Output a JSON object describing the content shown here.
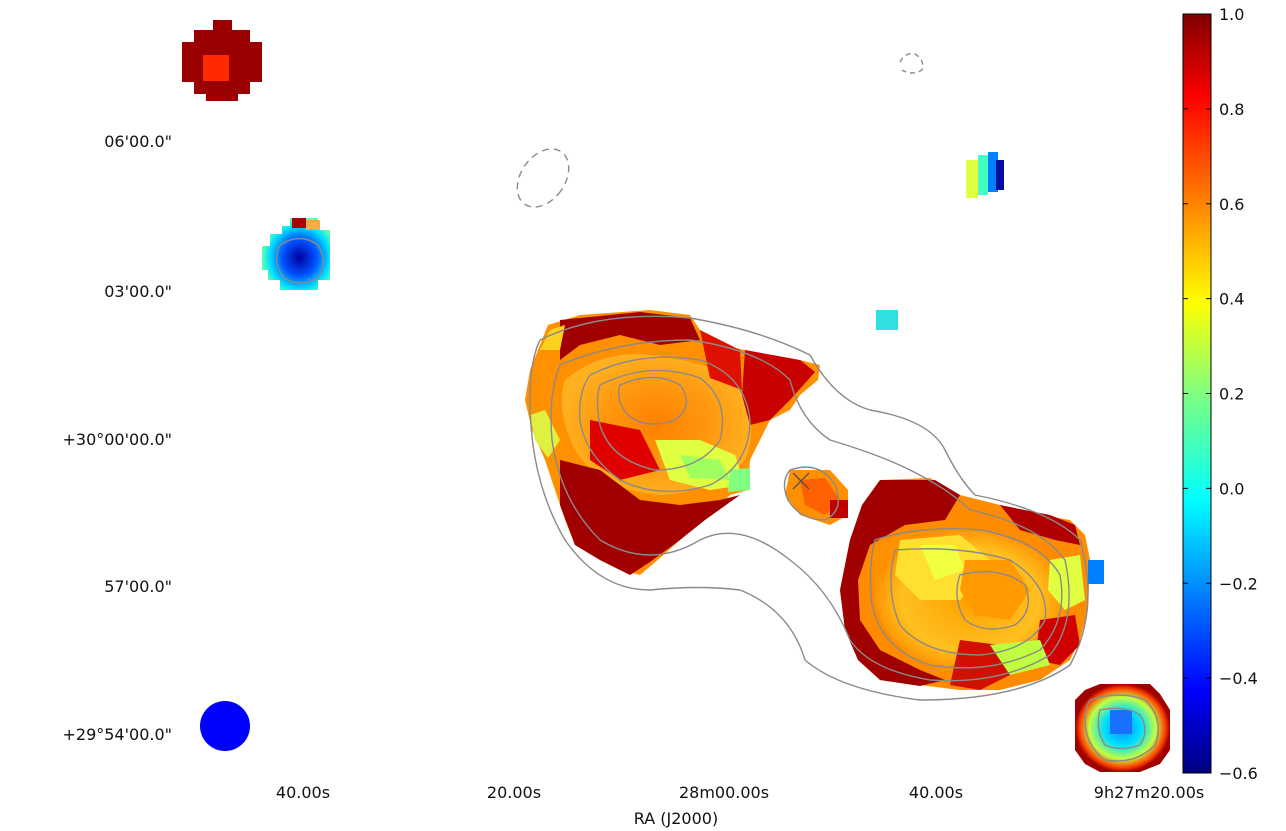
{
  "chart_data": {
    "type": "heatmap",
    "title": "",
    "xlabel": "RA (J2000)",
    "ylabel": "",
    "x_ticks": [
      "40.00s",
      "20.00s",
      "28m00.00s",
      "40.00s",
      "9h27m20.00s"
    ],
    "y_ticks": [
      "06'00.0\"",
      "03'00.0\"",
      "+30°00'00.0\"",
      "57'00.0\"",
      "+29°54'00.0\""
    ],
    "colorbar": {
      "ticks": [
        "1.0",
        "0.8",
        "0.6",
        "0.4",
        "0.2",
        "0.0",
        "−0.2",
        "−0.4",
        "−0.6"
      ],
      "range": [
        -0.6,
        1.0
      ],
      "colormap": "jet"
    },
    "features": [
      {
        "name": "north-lobe",
        "value_range": [
          0.3,
          1.0
        ]
      },
      {
        "name": "south-lobe",
        "value_range": [
          0.3,
          1.0
        ]
      },
      {
        "name": "core",
        "value": 0.7
      },
      {
        "name": "background-source-nw",
        "value": 1.0
      },
      {
        "name": "background-source-w",
        "value": -0.4
      },
      {
        "name": "background-source-se",
        "value": -0.1
      }
    ],
    "contours": "grey solid and dashed",
    "beam_color": "#0000ff"
  }
}
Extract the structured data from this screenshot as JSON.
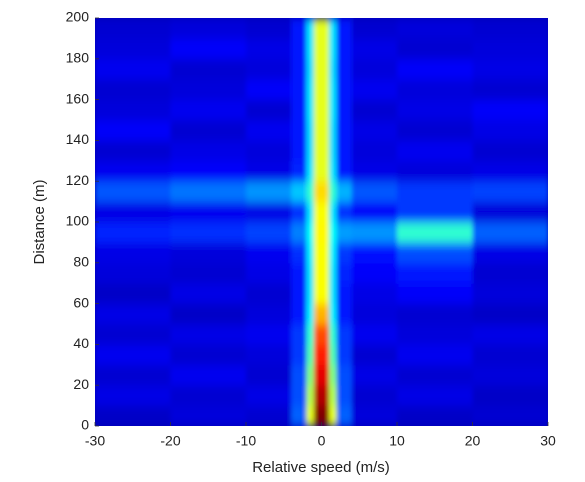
{
  "chart_data": {
    "type": "heatmap",
    "xlabel": "Relative speed (m/s)",
    "ylabel": "Distance (m)",
    "colormap": "jet",
    "xlim": [
      -30,
      30
    ],
    "ylim": [
      0,
      200
    ],
    "xticks": [
      -30,
      -20,
      -10,
      0,
      10,
      20,
      30
    ],
    "yticks": [
      0,
      20,
      40,
      60,
      80,
      100,
      120,
      140,
      160,
      180,
      200
    ],
    "xbins": [
      -30,
      -20,
      -10,
      -4,
      -2,
      -1,
      1,
      2,
      4,
      10,
      20,
      30
    ],
    "ybins": [
      0,
      10,
      20,
      30,
      40,
      50,
      60,
      70,
      80,
      90,
      100,
      110,
      120,
      130,
      140,
      150,
      160,
      170,
      180,
      190,
      200
    ],
    "values": [
      [
        0.07,
        0.09,
        0.08,
        0.22,
        0.6,
        1.0,
        0.6,
        0.22,
        0.09,
        0.07,
        0.08
      ],
      [
        0.1,
        0.08,
        0.1,
        0.2,
        0.55,
        0.95,
        0.55,
        0.2,
        0.08,
        0.1,
        0.07
      ],
      [
        0.08,
        0.11,
        0.08,
        0.2,
        0.5,
        0.9,
        0.5,
        0.2,
        0.1,
        0.08,
        0.09
      ],
      [
        0.11,
        0.08,
        0.09,
        0.18,
        0.45,
        0.85,
        0.45,
        0.18,
        0.08,
        0.11,
        0.08
      ],
      [
        0.08,
        0.1,
        0.11,
        0.18,
        0.42,
        0.8,
        0.42,
        0.18,
        0.11,
        0.09,
        0.1
      ],
      [
        0.1,
        0.07,
        0.09,
        0.15,
        0.36,
        0.7,
        0.36,
        0.15,
        0.09,
        0.08,
        0.07
      ],
      [
        0.07,
        0.1,
        0.08,
        0.15,
        0.35,
        0.62,
        0.35,
        0.15,
        0.1,
        0.12,
        0.09
      ],
      [
        0.09,
        0.08,
        0.1,
        0.15,
        0.35,
        0.62,
        0.35,
        0.16,
        0.12,
        0.15,
        0.08
      ],
      [
        0.1,
        0.09,
        0.11,
        0.17,
        0.36,
        0.62,
        0.36,
        0.18,
        0.14,
        0.2,
        0.1
      ],
      [
        0.16,
        0.17,
        0.19,
        0.25,
        0.38,
        0.63,
        0.38,
        0.28,
        0.27,
        0.42,
        0.22
      ],
      [
        0.1,
        0.11,
        0.1,
        0.17,
        0.35,
        0.62,
        0.35,
        0.17,
        0.12,
        0.18,
        0.09
      ],
      [
        0.21,
        0.24,
        0.27,
        0.32,
        0.42,
        0.66,
        0.42,
        0.3,
        0.21,
        0.18,
        0.19
      ],
      [
        0.11,
        0.12,
        0.1,
        0.16,
        0.35,
        0.6,
        0.35,
        0.15,
        0.1,
        0.09,
        0.1
      ],
      [
        0.08,
        0.1,
        0.09,
        0.15,
        0.34,
        0.6,
        0.34,
        0.15,
        0.09,
        0.11,
        0.08
      ],
      [
        0.12,
        0.08,
        0.11,
        0.15,
        0.34,
        0.6,
        0.34,
        0.15,
        0.1,
        0.08,
        0.1
      ],
      [
        0.09,
        0.11,
        0.08,
        0.15,
        0.35,
        0.6,
        0.35,
        0.15,
        0.08,
        0.1,
        0.12
      ],
      [
        0.08,
        0.09,
        0.12,
        0.15,
        0.35,
        0.6,
        0.35,
        0.15,
        0.11,
        0.09,
        0.08
      ],
      [
        0.11,
        0.08,
        0.09,
        0.15,
        0.34,
        0.6,
        0.34,
        0.15,
        0.09,
        0.12,
        0.1
      ],
      [
        0.09,
        0.12,
        0.1,
        0.15,
        0.35,
        0.6,
        0.35,
        0.15,
        0.1,
        0.08,
        0.09
      ],
      [
        0.08,
        0.09,
        0.08,
        0.15,
        0.35,
        0.6,
        0.35,
        0.15,
        0.08,
        0.09,
        0.08
      ]
    ]
  }
}
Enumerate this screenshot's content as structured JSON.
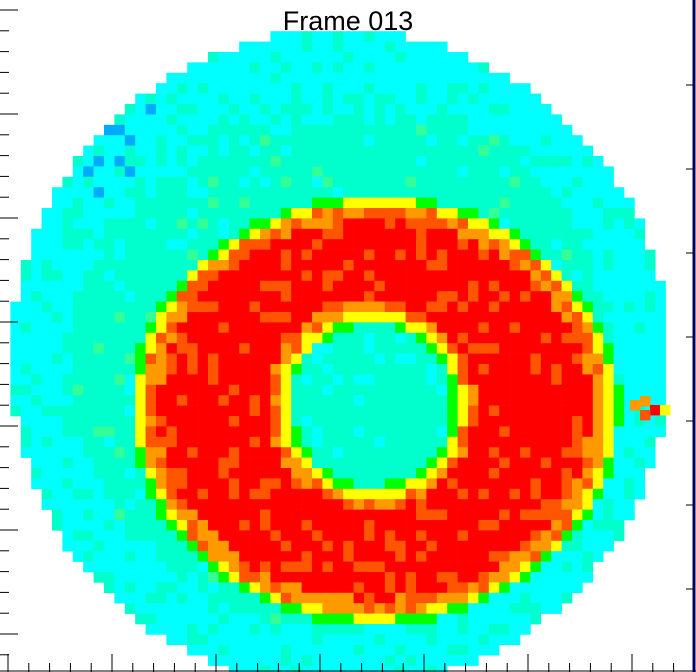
{
  "title": "Frame 013",
  "colors": {
    "background": "#ffffff",
    "outer_cyan": "#00ffff",
    "outer_blue": "#00aaff",
    "aqua_green": "#00ffcc",
    "green": "#00ff00",
    "yellow": "#ffff00",
    "orange": "#ff9900",
    "orange_red": "#ff5500",
    "red": "#ff0000",
    "axis": "#000000",
    "right_edge": "#000066"
  },
  "icons": [
    "heatmap-image"
  ]
}
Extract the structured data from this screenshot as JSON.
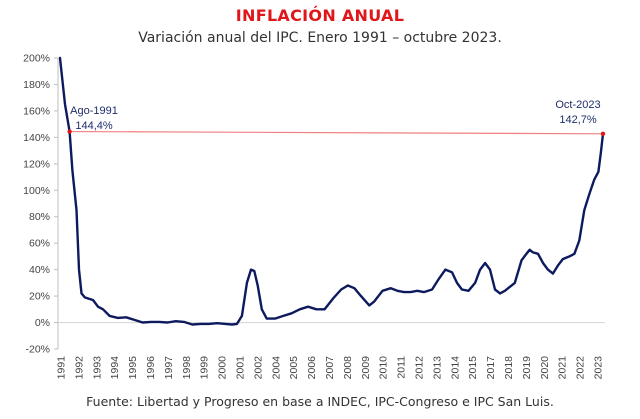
{
  "header": {
    "title": "INFLACIÓN ANUAL",
    "subtitle": "Variación anual del IPC. Enero 1991 – octubre 2023."
  },
  "footer": {
    "source": "Fuente: Libertad y Progreso en base a INDEC, IPC-Congreso e IPC San Luis."
  },
  "chart_data": {
    "type": "line",
    "title": "INFLACIÓN ANUAL",
    "subtitle": "Variación anual del IPC. Enero 1991 – octubre 2023.",
    "xlabel": "",
    "ylabel": "",
    "ylim": [
      -20,
      200
    ],
    "xlim": [
      1991,
      2023.83
    ],
    "grid": false,
    "yticks": [
      -20,
      0,
      20,
      40,
      60,
      80,
      100,
      120,
      140,
      160,
      180,
      200
    ],
    "ytick_labels": [
      "-20%",
      "0%",
      "20%",
      "40%",
      "60%",
      "80%",
      "100%",
      "120%",
      "140%",
      "160%",
      "180%",
      "200%"
    ],
    "xtick_labels": [
      "1991",
      "1992",
      "1993",
      "1994",
      "1995",
      "1996",
      "1997",
      "1998",
      "1999",
      "2000",
      "2001",
      "2002",
      "2004",
      "2005",
      "2006",
      "2007",
      "2008",
      "2009",
      "2010",
      "2011",
      "2012",
      "2013",
      "2014",
      "2015",
      "2017",
      "2018",
      "2019",
      "2020",
      "2021",
      "2022",
      "2023"
    ],
    "colors": {
      "line": "#0d1b5e",
      "reference": "#f08080",
      "marker": "#e0161b",
      "zero_line": "#d9d9d9"
    },
    "series": [
      {
        "name": "Inflación anual (%)",
        "x": [
          1991.0,
          1991.3,
          1991.58,
          1991.75,
          1992.0,
          1992.15,
          1992.3,
          1992.5,
          1993.0,
          1993.3,
          1993.6,
          1994.0,
          1994.5,
          1995.0,
          1995.5,
          1996.0,
          1996.5,
          1997.0,
          1997.5,
          1998.0,
          1998.5,
          1999.0,
          1999.5,
          2000.0,
          2000.5,
          2001.0,
          2001.4,
          2001.7,
          2002.0,
          2002.3,
          2002.55,
          2002.75,
          2002.95,
          2003.2,
          2003.5,
          2004.0,
          2004.5,
          2005.0,
          2005.5,
          2006.0,
          2006.5,
          2007.0,
          2007.5,
          2008.0,
          2008.4,
          2008.8,
          2009.2,
          2009.7,
          2010.0,
          2010.5,
          2011.0,
          2011.4,
          2011.8,
          2012.2,
          2012.6,
          2013.0,
          2013.5,
          2013.9,
          2014.3,
          2014.7,
          2015.0,
          2015.3,
          2015.7,
          2016.1,
          2016.4,
          2016.7,
          2017.0,
          2017.3,
          2017.6,
          2017.9,
          2018.2,
          2018.5,
          2018.9,
          2019.2,
          2019.4,
          2019.6,
          2019.9,
          2020.2,
          2020.5,
          2020.8,
          2021.1,
          2021.4,
          2021.8,
          2022.1,
          2022.4,
          2022.7,
          2023.0,
          2023.3,
          2023.55,
          2023.7,
          2023.83
        ],
        "values": [
          200,
          165,
          144.4,
          115,
          85,
          40,
          22,
          19,
          17,
          12,
          10,
          5,
          3.5,
          4,
          2,
          0,
          0.5,
          0.5,
          0,
          1,
          0.5,
          -1.5,
          -1,
          -1,
          -0.5,
          -1,
          -1.5,
          -1,
          5,
          30,
          40,
          39,
          28,
          10,
          3,
          3,
          5,
          7,
          10,
          12,
          10,
          10,
          18,
          25,
          28,
          26,
          20,
          13,
          16,
          24,
          26,
          24,
          23,
          23,
          24,
          23,
          25,
          33,
          40,
          38,
          30,
          25,
          24,
          30,
          40,
          45,
          40,
          25,
          22,
          24,
          27,
          30,
          47,
          52,
          55,
          53,
          52,
          45,
          40,
          37,
          43,
          48,
          50,
          52,
          62,
          85,
          97,
          108,
          114,
          128,
          142.7
        ]
      }
    ],
    "reference_line": {
      "value": 142.7,
      "label": "horizontal line from Ago-1991 to Oct-2023"
    },
    "annotations": [
      {
        "label": "Ago-1991",
        "value_label": "144,4%",
        "x": 1991.58,
        "y": 144.4
      },
      {
        "label": "Oct-2023",
        "value_label": "142,7%",
        "x": 2023.83,
        "y": 142.7
      }
    ]
  }
}
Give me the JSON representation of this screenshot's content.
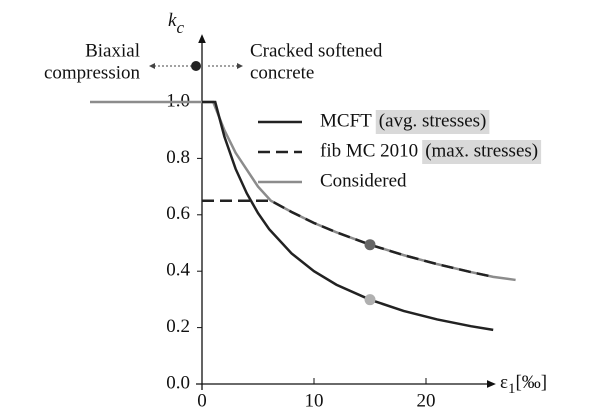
{
  "chart_data": {
    "type": "line",
    "y_label": {
      "main": "k",
      "sub": "c"
    },
    "x_label": {
      "main": "ε",
      "sub": "1",
      "unit": "[‰]"
    },
    "annotations": [
      [
        "Biaxial",
        "compression"
      ],
      [
        "Cracked softened",
        "concrete"
      ]
    ],
    "xlim": [
      -10,
      27.5
    ],
    "ylim": [
      0,
      1.0
    ],
    "xticks": [
      0,
      10,
      20
    ],
    "yticks": [
      {
        "value": 0,
        "label": "0.0"
      },
      {
        "value": 0.2,
        "label": "0.2"
      },
      {
        "value": 0.4,
        "label": "0.4"
      },
      {
        "value": 0.6,
        "label": "0.6"
      },
      {
        "value": 0.8,
        "label": "0.8"
      },
      {
        "value": 1.0,
        "label": "1.0"
      }
    ],
    "series": [
      {
        "name": "Considered",
        "color": "#8c8c8c",
        "dash": "solid",
        "x": [
          -10,
          0,
          1,
          2,
          3,
          4,
          5,
          6.15,
          8,
          10,
          12,
          15,
          18,
          21,
          24,
          26,
          28
        ],
        "values": [
          1,
          1,
          1,
          0.9,
          0.82,
          0.76,
          0.7,
          0.65,
          0.61,
          0.571,
          0.538,
          0.494,
          0.457,
          0.425,
          0.397,
          0.38,
          0.369
        ]
      },
      {
        "name": "MCFT",
        "note": "(avg. stresses)",
        "color": "#222222",
        "dash": "solid",
        "x": [
          0,
          1.18,
          2,
          3,
          4,
          5,
          6,
          8,
          10,
          12,
          15,
          18,
          21,
          24,
          26
        ],
        "values": [
          1,
          1,
          0.877,
          0.763,
          0.676,
          0.606,
          0.549,
          0.463,
          0.4,
          0.352,
          0.299,
          0.259,
          0.229,
          0.205,
          0.192
        ]
      },
      {
        "name": "fib MC 2010",
        "note": "(max. stresses)",
        "color": "#222222",
        "dash": "dashed",
        "x": [
          0,
          6.15,
          8,
          10,
          12,
          15,
          18,
          21,
          24,
          26
        ],
        "values": [
          0.65,
          0.65,
          0.61,
          0.571,
          0.538,
          0.494,
          0.457,
          0.425,
          0.397,
          0.38
        ]
      }
    ],
    "legend_order": [
      1,
      2,
      0
    ],
    "points": [
      {
        "x": 15,
        "y": 0.494,
        "color": "#666666"
      },
      {
        "x": 15,
        "y": 0.299,
        "color": "#b0b0b0"
      }
    ]
  }
}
☆ ☆ ☆ ☆
● Exercise description: Look through the listing above. Pick out each line with "this" and copy it.

● Worked answer:
Extract the structured data from this screenshot as JSON.
Enumerate this screenshot's content as structured JSON.
Extract the structured data from this screenshot as JSON.
Give me the JSON representation of this screenshot's content.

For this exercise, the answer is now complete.